Records that describe figures:
....

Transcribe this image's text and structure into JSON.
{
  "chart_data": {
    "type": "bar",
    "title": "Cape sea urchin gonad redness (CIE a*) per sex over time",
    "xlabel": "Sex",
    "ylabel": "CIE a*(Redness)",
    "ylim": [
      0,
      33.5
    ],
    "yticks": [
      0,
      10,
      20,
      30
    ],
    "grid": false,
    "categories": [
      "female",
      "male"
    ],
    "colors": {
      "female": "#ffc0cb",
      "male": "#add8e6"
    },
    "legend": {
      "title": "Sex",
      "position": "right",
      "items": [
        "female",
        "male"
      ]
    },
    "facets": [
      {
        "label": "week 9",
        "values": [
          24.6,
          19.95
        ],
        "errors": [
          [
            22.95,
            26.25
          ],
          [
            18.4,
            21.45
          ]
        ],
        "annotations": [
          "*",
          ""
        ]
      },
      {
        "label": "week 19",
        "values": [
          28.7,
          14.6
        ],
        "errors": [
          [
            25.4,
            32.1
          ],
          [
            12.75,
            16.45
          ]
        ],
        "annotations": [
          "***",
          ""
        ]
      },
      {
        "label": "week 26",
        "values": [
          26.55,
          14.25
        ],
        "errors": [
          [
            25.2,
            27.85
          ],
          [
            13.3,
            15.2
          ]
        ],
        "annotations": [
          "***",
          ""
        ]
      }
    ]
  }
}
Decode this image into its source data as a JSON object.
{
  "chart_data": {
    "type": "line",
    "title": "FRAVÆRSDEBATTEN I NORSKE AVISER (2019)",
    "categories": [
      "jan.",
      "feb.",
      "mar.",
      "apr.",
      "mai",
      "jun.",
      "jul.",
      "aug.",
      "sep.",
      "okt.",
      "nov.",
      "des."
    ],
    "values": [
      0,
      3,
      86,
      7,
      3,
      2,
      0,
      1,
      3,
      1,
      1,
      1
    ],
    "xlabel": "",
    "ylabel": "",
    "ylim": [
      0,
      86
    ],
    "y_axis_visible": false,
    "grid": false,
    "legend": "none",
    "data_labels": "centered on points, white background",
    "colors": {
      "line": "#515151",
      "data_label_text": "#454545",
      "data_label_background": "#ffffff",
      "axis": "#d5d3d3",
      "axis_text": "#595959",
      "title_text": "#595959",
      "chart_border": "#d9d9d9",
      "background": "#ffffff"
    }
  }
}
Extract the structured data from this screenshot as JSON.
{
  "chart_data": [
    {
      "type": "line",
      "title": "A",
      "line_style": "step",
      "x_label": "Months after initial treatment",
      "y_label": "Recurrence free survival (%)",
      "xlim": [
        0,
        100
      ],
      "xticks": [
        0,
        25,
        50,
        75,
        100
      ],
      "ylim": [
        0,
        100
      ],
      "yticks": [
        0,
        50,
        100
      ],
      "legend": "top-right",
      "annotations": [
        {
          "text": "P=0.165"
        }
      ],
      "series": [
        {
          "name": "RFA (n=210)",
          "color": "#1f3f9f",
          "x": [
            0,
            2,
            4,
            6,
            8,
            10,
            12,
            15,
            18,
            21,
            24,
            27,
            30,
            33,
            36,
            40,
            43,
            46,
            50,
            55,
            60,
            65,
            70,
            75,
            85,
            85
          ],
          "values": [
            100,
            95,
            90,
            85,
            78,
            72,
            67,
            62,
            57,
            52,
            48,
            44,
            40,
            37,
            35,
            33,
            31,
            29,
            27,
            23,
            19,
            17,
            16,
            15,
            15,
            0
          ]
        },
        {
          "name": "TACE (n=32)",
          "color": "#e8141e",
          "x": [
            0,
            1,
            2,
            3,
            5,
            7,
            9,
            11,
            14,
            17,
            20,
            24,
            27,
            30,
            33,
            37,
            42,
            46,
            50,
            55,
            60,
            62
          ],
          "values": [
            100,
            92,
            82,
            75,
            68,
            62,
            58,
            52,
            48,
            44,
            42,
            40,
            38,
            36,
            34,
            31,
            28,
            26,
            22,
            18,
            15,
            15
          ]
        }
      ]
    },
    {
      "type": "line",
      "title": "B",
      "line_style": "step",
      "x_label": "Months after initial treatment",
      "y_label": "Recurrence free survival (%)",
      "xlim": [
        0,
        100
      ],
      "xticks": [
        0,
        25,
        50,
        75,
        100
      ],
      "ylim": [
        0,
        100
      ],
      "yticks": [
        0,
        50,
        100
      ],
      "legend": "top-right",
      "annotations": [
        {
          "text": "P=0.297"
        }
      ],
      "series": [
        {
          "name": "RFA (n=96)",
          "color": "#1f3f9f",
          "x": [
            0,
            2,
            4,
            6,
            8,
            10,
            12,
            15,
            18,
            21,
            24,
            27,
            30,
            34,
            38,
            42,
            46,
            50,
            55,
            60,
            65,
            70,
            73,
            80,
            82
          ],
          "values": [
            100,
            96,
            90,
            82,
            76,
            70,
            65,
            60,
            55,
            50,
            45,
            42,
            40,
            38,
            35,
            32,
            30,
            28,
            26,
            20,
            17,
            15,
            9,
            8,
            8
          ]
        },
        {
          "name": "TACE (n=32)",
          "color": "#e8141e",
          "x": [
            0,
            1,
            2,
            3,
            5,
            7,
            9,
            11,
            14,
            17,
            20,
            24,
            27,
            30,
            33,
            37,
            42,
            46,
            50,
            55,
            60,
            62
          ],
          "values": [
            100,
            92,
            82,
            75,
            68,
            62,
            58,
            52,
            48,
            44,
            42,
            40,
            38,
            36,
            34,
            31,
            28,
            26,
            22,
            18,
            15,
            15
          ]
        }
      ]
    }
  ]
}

....

● SET TASK: Check each line of the records for the word "type", and show the lines that contain it.

● SOLUTION TO THIS EXERCISE:
    "type": "bar",
    "type": "line",
      "type": "line",
      "type": "line",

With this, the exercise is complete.